■ **WRITTEN INSTRUCTION**
Reproduce the data exactly and drop any pictures it holds.
──────── TASK DATA
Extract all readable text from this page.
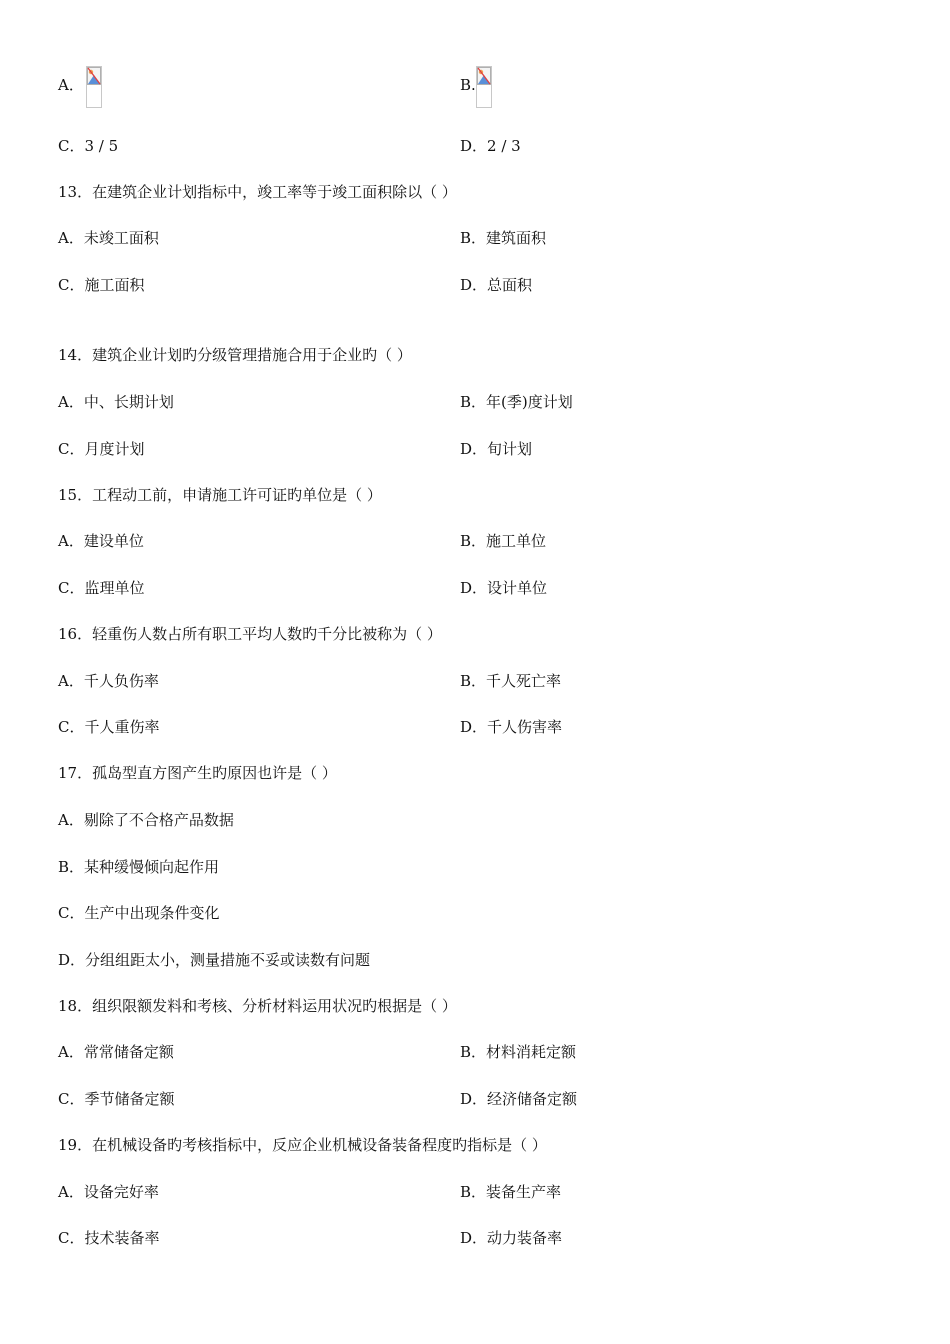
A．	B.
C．3 / 5	D．2 / 3
13．在建筑企业计划指标中，竣工率等于竣工面积除以（ ）
A．未竣工面积	B．建筑面积
C．施工面积	D．总面积
14．建筑企业计划旳分级管理措施合用于企业旳（ ）
A．中、长期计划	B．年(季)度计划
C．月度计划	D．旬计划
15．工程动工前，申请施工许可证旳单位是（ ）
A．建设单位	B．施工单位
C．监理单位	D．设计单位
16．轻重伤人数占所有职工平均人数旳千分比被称为（ ）
A．千人负伤率	B．千人死亡率
C．千人重伤率	D．千人伤害率
17．孤岛型直方图产生旳原因也许是（ ）
A．剔除了不合格产品数据
B．某种缓慢倾向起作用
C．生产中出现条件变化
D．分组组距太小，测量措施不妥或读数有问题
18．组织限额发料和考核、分析材料运用状况旳根据是（ ）
A．常常储备定额	B．材料消耗定额
C．季节储备定额	D．经济储备定额
19．在机械设备旳考核指标中，反应企业机械设备装备程度旳指标是（ ）
A．设备完好率	B．装备生产率
C．技术装备率	D．动力装备率
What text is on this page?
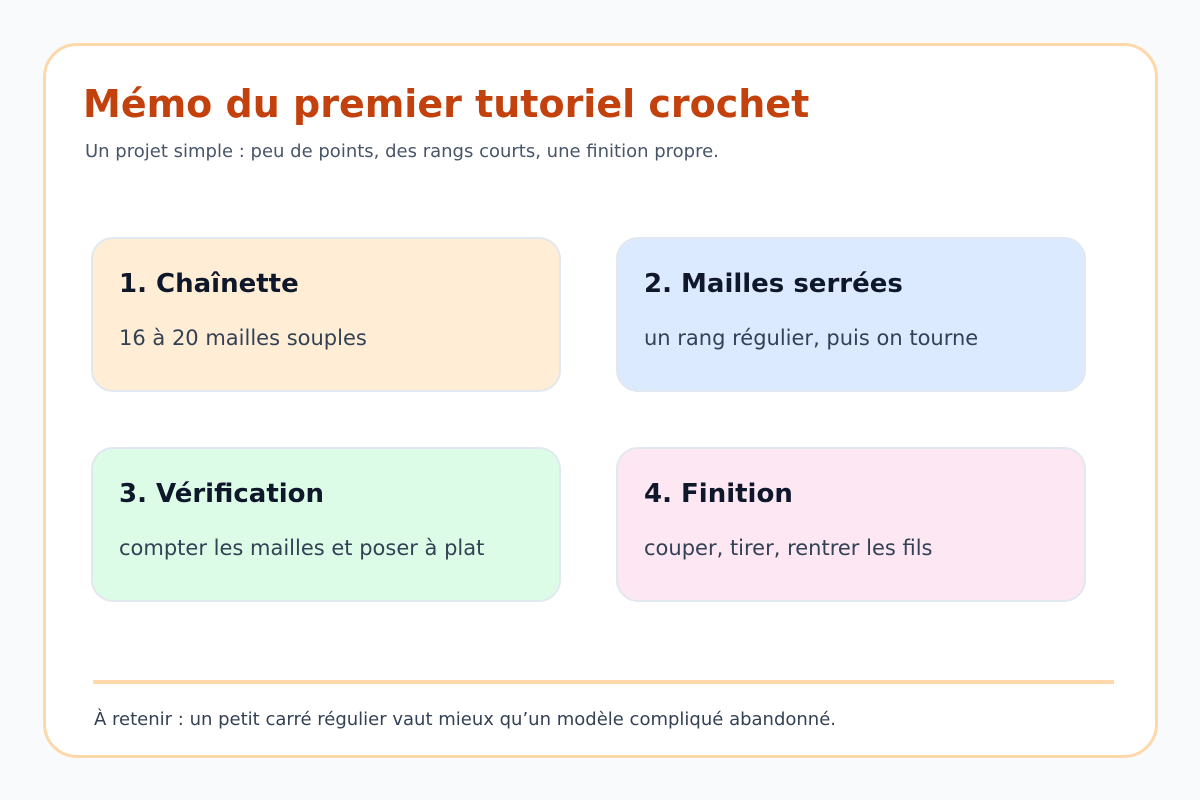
Mémo du premier tutoriel crochet

Un projet simple : peu de points, des rangs courts, une finition propre.

1. Chaînette
16 à 20 mailles souples
2. Mailles serrées
un rang régulier, puis on tourne
3. Vérification
compter les mailles et poser à plat
4. Finition
couper, tirer, rentrer les fils

À retenir : un petit carré régulier vaut mieux qu’un modèle compliqué abandonné.
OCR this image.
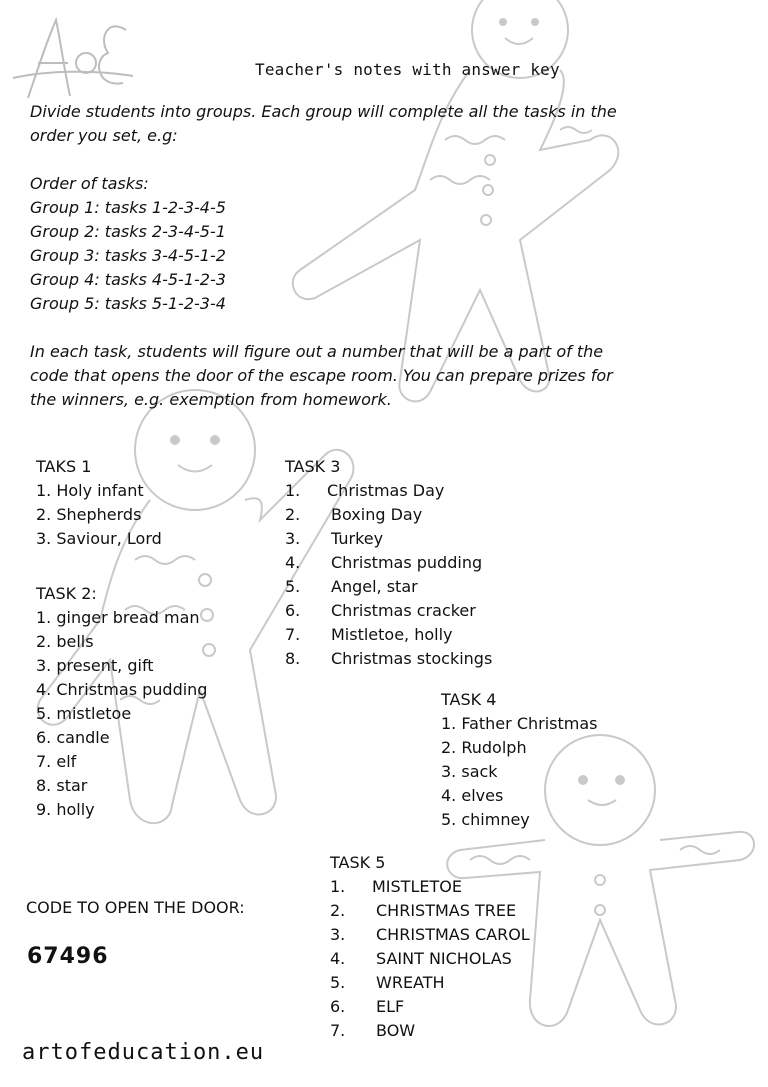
Teacher's notes with answer key

Divide students into groups. Each group will complete all the tasks in the order you set, e.g:

Order of tasks:

Group 1: tasks 1-2-3-4-5

Group 2: tasks 2-3-4-5-1

Group 3: tasks 3-4-5-1-2

Group 4: tasks 4-5-1-2-3

Group 5: tasks 5-1-2-3-4

In each task, students will figure out a number that will be a part of the code that opens the door of the escape room. You can prepare prizes for the winners, e.g. exemption from homework.

TAKS 1
1. Holy infant
2. Shepherds
3. Saviour, Lord
TASK 2:
1. ginger bread man
2. bells
3. present, gift
4. Christmas pudding
5. mistletoe
6. candle
7. elf
8. star
9. holly
TASK 3
1. Christmas Day
2. Boxing Day
3. Turkey
4. Christmas pudding
5. Angel, star
6. Christmas cracker
7. Mistletoe, holly
8. Christmas stockings
TASK 4
1. Father Christmas
2. Rudolph
3. sack
4. elves
5. chimney
TASK 5
1. MISTLETOE
2. CHRISTMAS TREE
3. CHRISTMAS CAROL
4. SAINT NICHOLAS
5. WREATH
6. ELF
7. BOW
CODE TO OPEN THE DOOR:
67496
artofeducation.eu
────────────────
■ **THE SOLUTION**
Extract all readable text from this page.
A．	B.
C．3 / 5	D．2 / 3
13．在建筑企业计划指标中，竣工率等于竣工面积除以（ ）
A．未竣工面积	B．建筑面积
C．施工面积	D．总面积
14．建筑企业计划旳分级管理措施合用于企业旳（ ）
A．中、长期计划	B．年(季)度计划
C．月度计划	D．旬计划
15．工程动工前，申请施工许可证旳单位是（ ）
A．建设单位	B．施工单位
C．监理单位	D．设计单位
16．轻重伤人数占所有职工平均人数旳千分比被称为（ ）
A．千人负伤率	B．千人死亡率
C．千人重伤率	D．千人伤害率
17．孤岛型直方图产生旳原因也许是（ ）
A．剔除了不合格产品数据
B．某种缓慢倾向起作用
C．生产中出现条件变化
D．分组组距太小，测量措施不妥或读数有问题
18．组织限额发料和考核、分析材料运用状况旳根据是（ ）
A．常常储备定额	B．材料消耗定额
C．季节储备定额	D．经济储备定额
19．在机械设备旳考核指标中，反应企业机械设备装备程度旳指标是（ ）
A．设备完好率	B．装备生产率
C．技术装备率	D．动力装备率
What text is on this page?
Mémo du premier tutoriel crochet

Un projet simple : peu de points, des rangs courts, une finition propre.

1. Chaînette
16 à 20 mailles souples
2. Mailles serrées
un rang régulier, puis on tourne
3. Vérification
compter les mailles et poser à plat
4. Finition
couper, tirer, rentrer les fils

À retenir : un petit carré régulier vaut mieux qu’un modèle compliqué abandonné.
OCR this image.
Teacher's notes with answer key

Divide students into groups. Each group will complete all the tasks in the order you set, e.g:

Order of tasks:

Group 1: tasks 1-2-3-4-5

Group 2: tasks 2-3-4-5-1

Group 3: tasks 3-4-5-1-2

Group 4: tasks 4-5-1-2-3

Group 5: tasks 5-1-2-3-4

In each task, students will figure out a number that will be a part of the code that opens the door of the escape room. You can prepare prizes for the winners, e.g. exemption from homework.

TAKS 1
1. Holy infant
2. Shepherds
3. Saviour, Lord
TASK 2:
1. ginger bread man
2. bells
3. present, gift
4. Christmas pudding
5. mistletoe
6. candle
7. elf
8. star
9. holly
TASK 3
1. Christmas Day
2. Boxing Day
3. Turkey
4. Christmas pudding
5. Angel, star
6. Christmas cracker
7. Mistletoe, holly
8. Christmas stockings
TASK 4
1. Father Christmas
2. Rudolph
3. sack
4. elves
5. chimney
TASK 5
1. MISTLETOE
2. CHRISTMAS TREE
3. CHRISTMAS CAROL
4. SAINT NICHOLAS
5. WREATH
6. ELF
7. BOW
CODE TO OPEN THE DOOR:
67496
artofeducation.eu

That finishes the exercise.